▸ Exercise directions: Write the material out again in full, word for word. Do not include the pictures.

%%

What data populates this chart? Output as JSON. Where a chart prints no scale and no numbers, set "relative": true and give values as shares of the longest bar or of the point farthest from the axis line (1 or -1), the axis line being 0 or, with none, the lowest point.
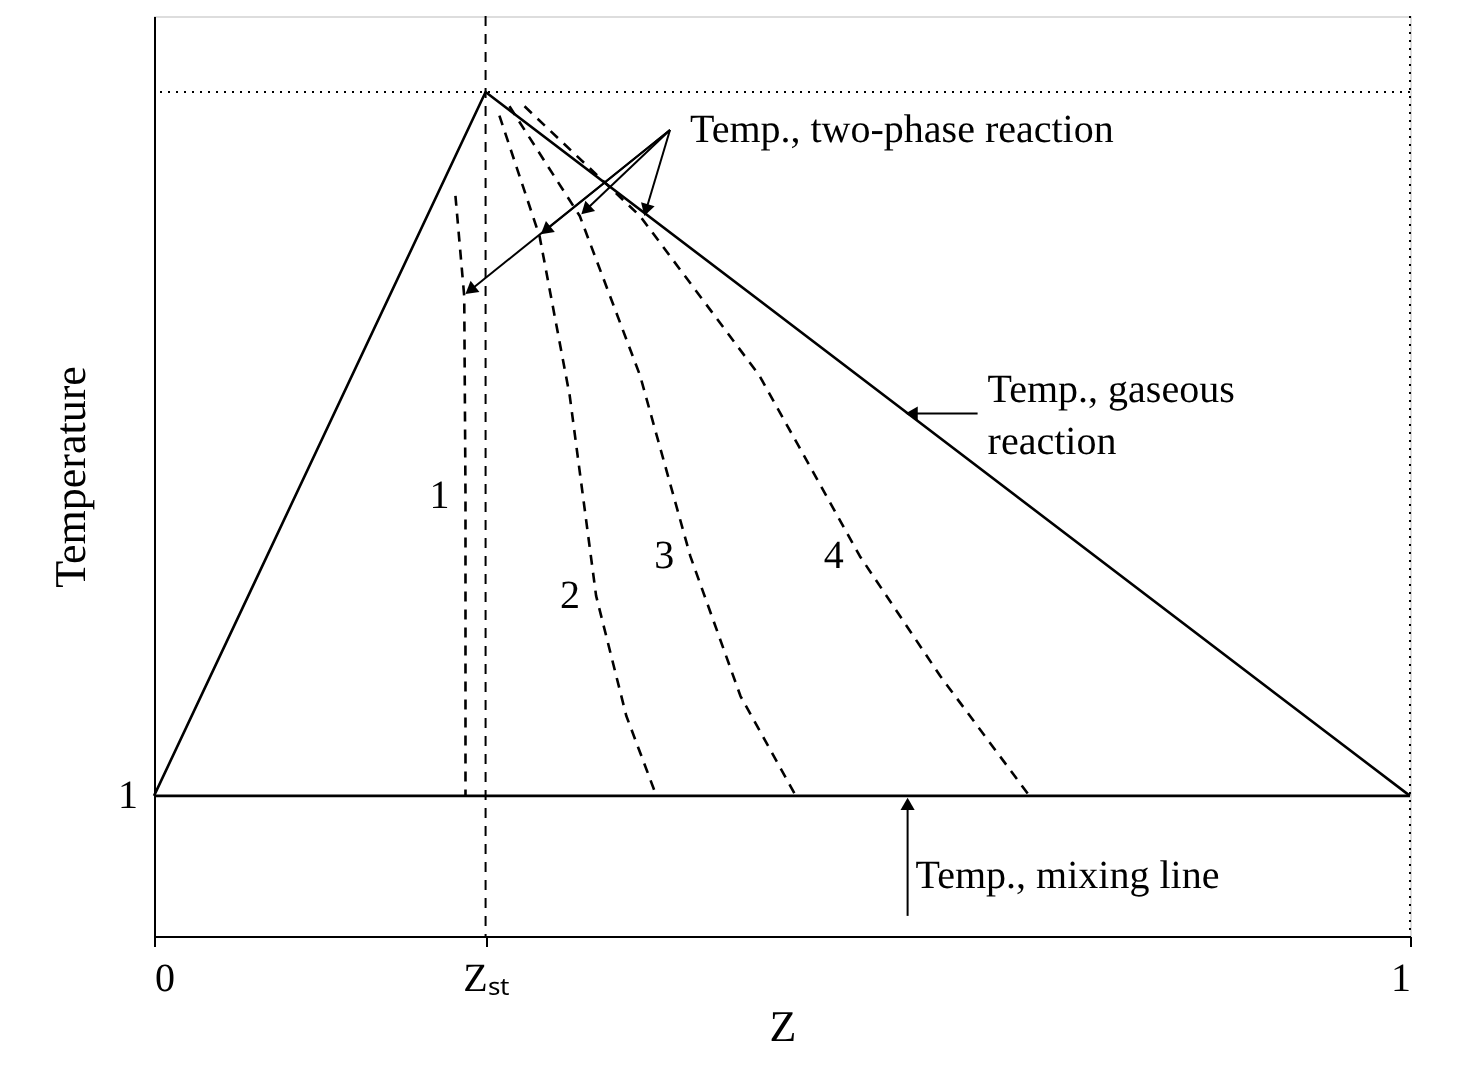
{
  "chart_data": {
    "type": "line",
    "relative": true,
    "xlabel": "Z",
    "ylabel": "Temperature",
    "xlim": [
      0,
      1
    ],
    "xticks": [
      0,
      {
        "value": 0.264,
        "label": "Zₛₜ"
      },
      1
    ],
    "grid": false,
    "marker": "none",
    "series": [
      {
        "name": null,
        "color": "#000000",
        "line_style": "solid",
        "x": [
          0,
          0.264,
          1
        ],
        "values": [
          0.166,
          1,
          0.166
        ]
      },
      {
        "name": null,
        "color": "#000000",
        "line_style": "solid",
        "x": [
          0,
          1
        ],
        "values": [
          0.166,
          0.166
        ]
      },
      {
        "name": "1",
        "color": "#000000",
        "line_style": "dashed",
        "x": [
          0.24,
          0.247,
          0.248,
          0.248
        ],
        "values": [
          0.877,
          0.758,
          0.521,
          0.166
        ]
      },
      {
        "name": "2",
        "color": "#000000",
        "line_style": "dashed",
        "x": [
          0.275,
          0.307,
          0.331,
          0.352,
          0.376,
          0.4
        ],
        "values": [
          0.972,
          0.829,
          0.64,
          0.403,
          0.261,
          0.166
        ]
      },
      {
        "name": "3",
        "color": "#000000",
        "line_style": "dashed",
        "x": [
          0.283,
          0.339,
          0.387,
          0.427,
          0.467,
          0.511
        ],
        "values": [
          0.983,
          0.853,
          0.664,
          0.45,
          0.284,
          0.166
        ]
      },
      {
        "name": "4",
        "color": "#000000",
        "line_style": "dashed",
        "x": [
          0.295,
          0.387,
          0.482,
          0.562,
          0.626,
          0.697
        ],
        "values": [
          0.983,
          0.853,
          0.664,
          0.45,
          0.308,
          0.166
        ]
      }
    ],
    "ref_lines": [
      {
        "axis": "x",
        "value": 0.264,
        "label": null,
        "line_style": "dashed",
        "color": "#000000"
      },
      {
        "axis": "x",
        "value": 1,
        "label": null,
        "line_style": "dotted",
        "color": "#000000"
      },
      {
        "axis": "y",
        "value": 1,
        "label": null,
        "line_style": "dotted",
        "color": "#000000"
      }
    ],
    "annotations": [
      "1",
      "Temp., two-phase reaction",
      {
        "text": "Temp., gaseous\nreaction",
        "x": 0.6,
        "y": 0.619
      },
      {
        "text": "Temp., mixing line",
        "x": 0.6,
        "y": 0.166
      }
    ]
  }
}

%%

▸ Solution to this task:
What data populates this chart? Output as JSON. Where a chart prints no scale and no numbers, set "relative": true and give values as shares of the longest bar or of the point farthest from the axis line (1 or -1), the axis line being 0 or, with none, the lowest point.
{
  "chart_data": {
    "type": "line",
    "relative": true,
    "xlabel": "Z",
    "ylabel": "Temperature",
    "xlim": [
      0,
      1
    ],
    "xticks": [
      0,
      {
        "value": 0.264,
        "label": "Zₛₜ"
      },
      1
    ],
    "grid": false,
    "marker": "none",
    "series": [
      {
        "name": null,
        "color": "#000000",
        "line_style": "solid",
        "x": [
          0,
          0.264,
          1
        ],
        "values": [
          0.166,
          1,
          0.166
        ]
      },
      {
        "name": null,
        "color": "#000000",
        "line_style": "solid",
        "x": [
          0,
          1
        ],
        "values": [
          0.166,
          0.166
        ]
      },
      {
        "name": "1",
        "color": "#000000",
        "line_style": "dashed",
        "x": [
          0.24,
          0.247,
          0.248,
          0.248
        ],
        "values": [
          0.877,
          0.758,
          0.521,
          0.166
        ]
      },
      {
        "name": "2",
        "color": "#000000",
        "line_style": "dashed",
        "x": [
          0.275,
          0.307,
          0.331,
          0.352,
          0.376,
          0.4
        ],
        "values": [
          0.972,
          0.829,
          0.64,
          0.403,
          0.261,
          0.166
        ]
      },
      {
        "name": "3",
        "color": "#000000",
        "line_style": "dashed",
        "x": [
          0.283,
          0.339,
          0.387,
          0.427,
          0.467,
          0.511
        ],
        "values": [
          0.983,
          0.853,
          0.664,
          0.45,
          0.284,
          0.166
        ]
      },
      {
        "name": "4",
        "color": "#000000",
        "line_style": "dashed",
        "x": [
          0.295,
          0.387,
          0.482,
          0.562,
          0.626,
          0.697
        ],
        "values": [
          0.983,
          0.853,
          0.664,
          0.45,
          0.308,
          0.166
        ]
      }
    ],
    "ref_lines": [
      {
        "axis": "x",
        "value": 0.264,
        "label": null,
        "line_style": "dashed",
        "color": "#000000"
      },
      {
        "axis": "x",
        "value": 1,
        "label": null,
        "line_style": "dotted",
        "color": "#000000"
      },
      {
        "axis": "y",
        "value": 1,
        "label": null,
        "line_style": "dotted",
        "color": "#000000"
      }
    ],
    "annotations": [
      "1",
      "Temp., two-phase reaction",
      {
        "text": "Temp., gaseous\nreaction",
        "x": 0.6,
        "y": 0.619
      },
      {
        "text": "Temp., mixing line",
        "x": 0.6,
        "y": 0.166
      }
    ]
  }
}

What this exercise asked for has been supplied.